To do: Copy out every one of the lines below word for word, omitting the pictures.

Record extracts:
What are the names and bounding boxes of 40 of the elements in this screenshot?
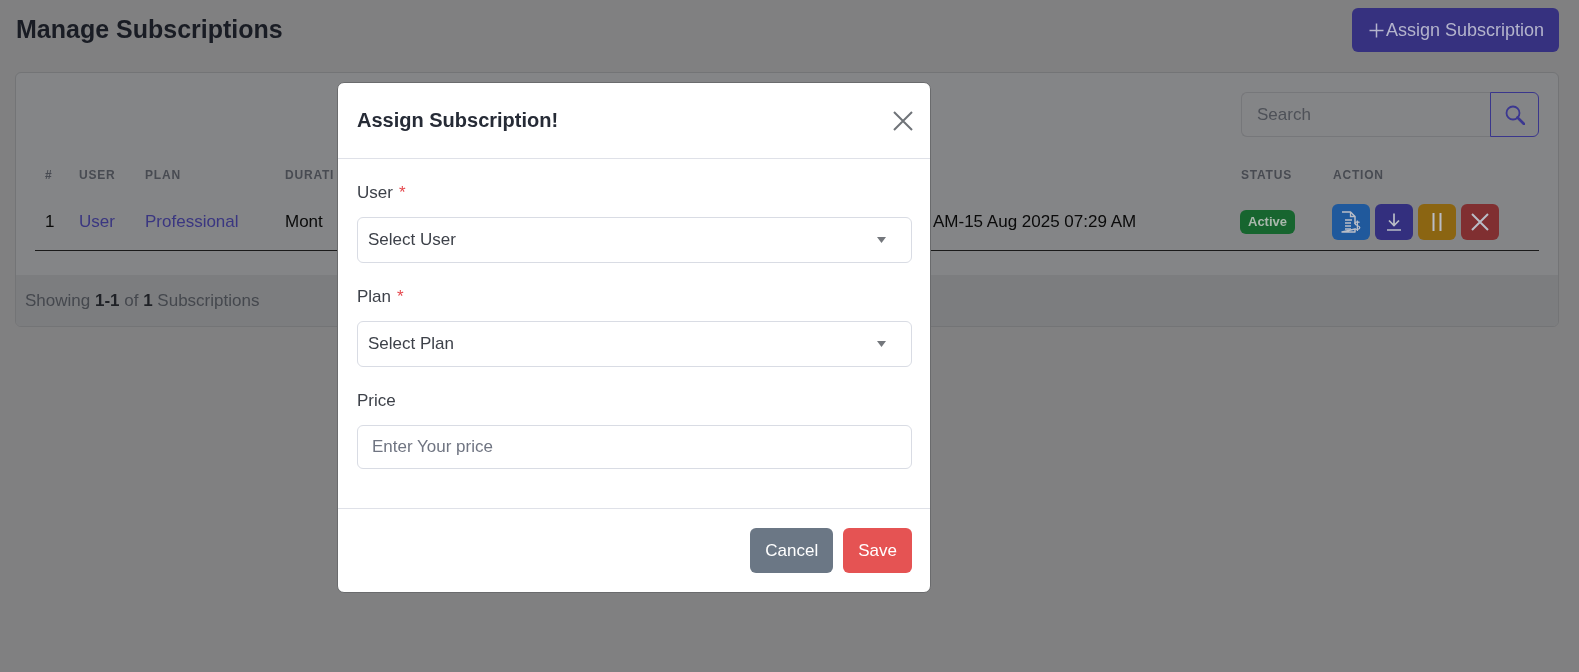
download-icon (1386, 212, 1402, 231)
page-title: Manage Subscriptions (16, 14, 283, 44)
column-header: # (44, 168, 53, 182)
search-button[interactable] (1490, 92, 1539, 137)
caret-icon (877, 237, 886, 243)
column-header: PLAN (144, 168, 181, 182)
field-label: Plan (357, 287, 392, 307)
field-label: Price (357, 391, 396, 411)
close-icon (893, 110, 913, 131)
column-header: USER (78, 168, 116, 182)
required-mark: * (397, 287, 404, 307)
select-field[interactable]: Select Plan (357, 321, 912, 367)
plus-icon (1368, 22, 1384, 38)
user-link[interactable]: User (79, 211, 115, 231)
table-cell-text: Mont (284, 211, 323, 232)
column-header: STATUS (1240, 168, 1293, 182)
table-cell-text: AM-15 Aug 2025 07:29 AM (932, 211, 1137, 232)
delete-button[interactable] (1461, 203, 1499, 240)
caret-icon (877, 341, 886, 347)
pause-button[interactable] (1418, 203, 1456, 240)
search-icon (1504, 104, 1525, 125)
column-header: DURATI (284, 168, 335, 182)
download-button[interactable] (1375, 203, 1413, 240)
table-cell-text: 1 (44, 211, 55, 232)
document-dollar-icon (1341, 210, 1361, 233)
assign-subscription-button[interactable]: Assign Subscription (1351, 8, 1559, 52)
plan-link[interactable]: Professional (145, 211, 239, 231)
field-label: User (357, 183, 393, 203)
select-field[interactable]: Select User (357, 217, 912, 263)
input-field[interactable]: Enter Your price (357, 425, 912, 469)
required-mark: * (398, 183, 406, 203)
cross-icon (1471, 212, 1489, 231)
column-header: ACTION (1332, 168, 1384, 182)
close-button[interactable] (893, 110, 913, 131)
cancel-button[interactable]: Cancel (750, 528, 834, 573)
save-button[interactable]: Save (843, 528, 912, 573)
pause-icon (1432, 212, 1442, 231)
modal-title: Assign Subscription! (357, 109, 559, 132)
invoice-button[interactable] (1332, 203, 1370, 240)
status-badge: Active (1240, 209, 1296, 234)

Output of the exercise:
What are the names and bounding boxes of 40 of the elements in this screenshot?
download-icon (1386, 212, 1402, 231)
page-title: Manage Subscriptions (16, 14, 283, 44)
column-header: # (44, 168, 53, 182)
search-button[interactable] (1490, 92, 1539, 137)
caret-icon (877, 237, 886, 243)
column-header: PLAN (144, 168, 181, 182)
field-label: Plan (357, 287, 392, 307)
field-label: Price (357, 391, 396, 411)
close-icon (893, 110, 913, 131)
column-header: USER (78, 168, 116, 182)
required-mark: * (397, 287, 404, 307)
select-field[interactable]: Select Plan (357, 321, 912, 367)
plus-icon (1368, 22, 1384, 38)
user-link[interactable]: User (79, 211, 115, 231)
table-cell-text: Mont (284, 211, 323, 232)
column-header: STATUS (1240, 168, 1293, 182)
table-cell-text: AM-15 Aug 2025 07:29 AM (932, 211, 1137, 232)
delete-button[interactable] (1461, 203, 1499, 240)
caret-icon (877, 341, 886, 347)
pause-button[interactable] (1418, 203, 1456, 240)
search-icon (1504, 104, 1525, 125)
column-header: DURATI (284, 168, 335, 182)
download-button[interactable] (1375, 203, 1413, 240)
table-cell-text: 1 (44, 211, 55, 232)
document-dollar-icon (1341, 210, 1361, 233)
assign-subscription-button[interactable]: Assign Subscription (1351, 8, 1559, 52)
plan-link[interactable]: Professional (145, 211, 239, 231)
field-label: User (357, 183, 393, 203)
select-field[interactable]: Select User (357, 217, 912, 263)
input-field[interactable]: Enter Your price (357, 425, 912, 469)
required-mark: * (398, 183, 406, 203)
cross-icon (1471, 212, 1489, 231)
column-header: ACTION (1332, 168, 1384, 182)
close-button[interactable] (893, 110, 913, 131)
cancel-button[interactable]: Cancel (750, 528, 834, 573)
save-button[interactable]: Save (843, 528, 912, 573)
pause-icon (1432, 212, 1442, 231)
modal-title: Assign Subscription! (357, 109, 559, 132)
invoice-button[interactable] (1332, 203, 1370, 240)
status-badge: Active (1240, 209, 1296, 234)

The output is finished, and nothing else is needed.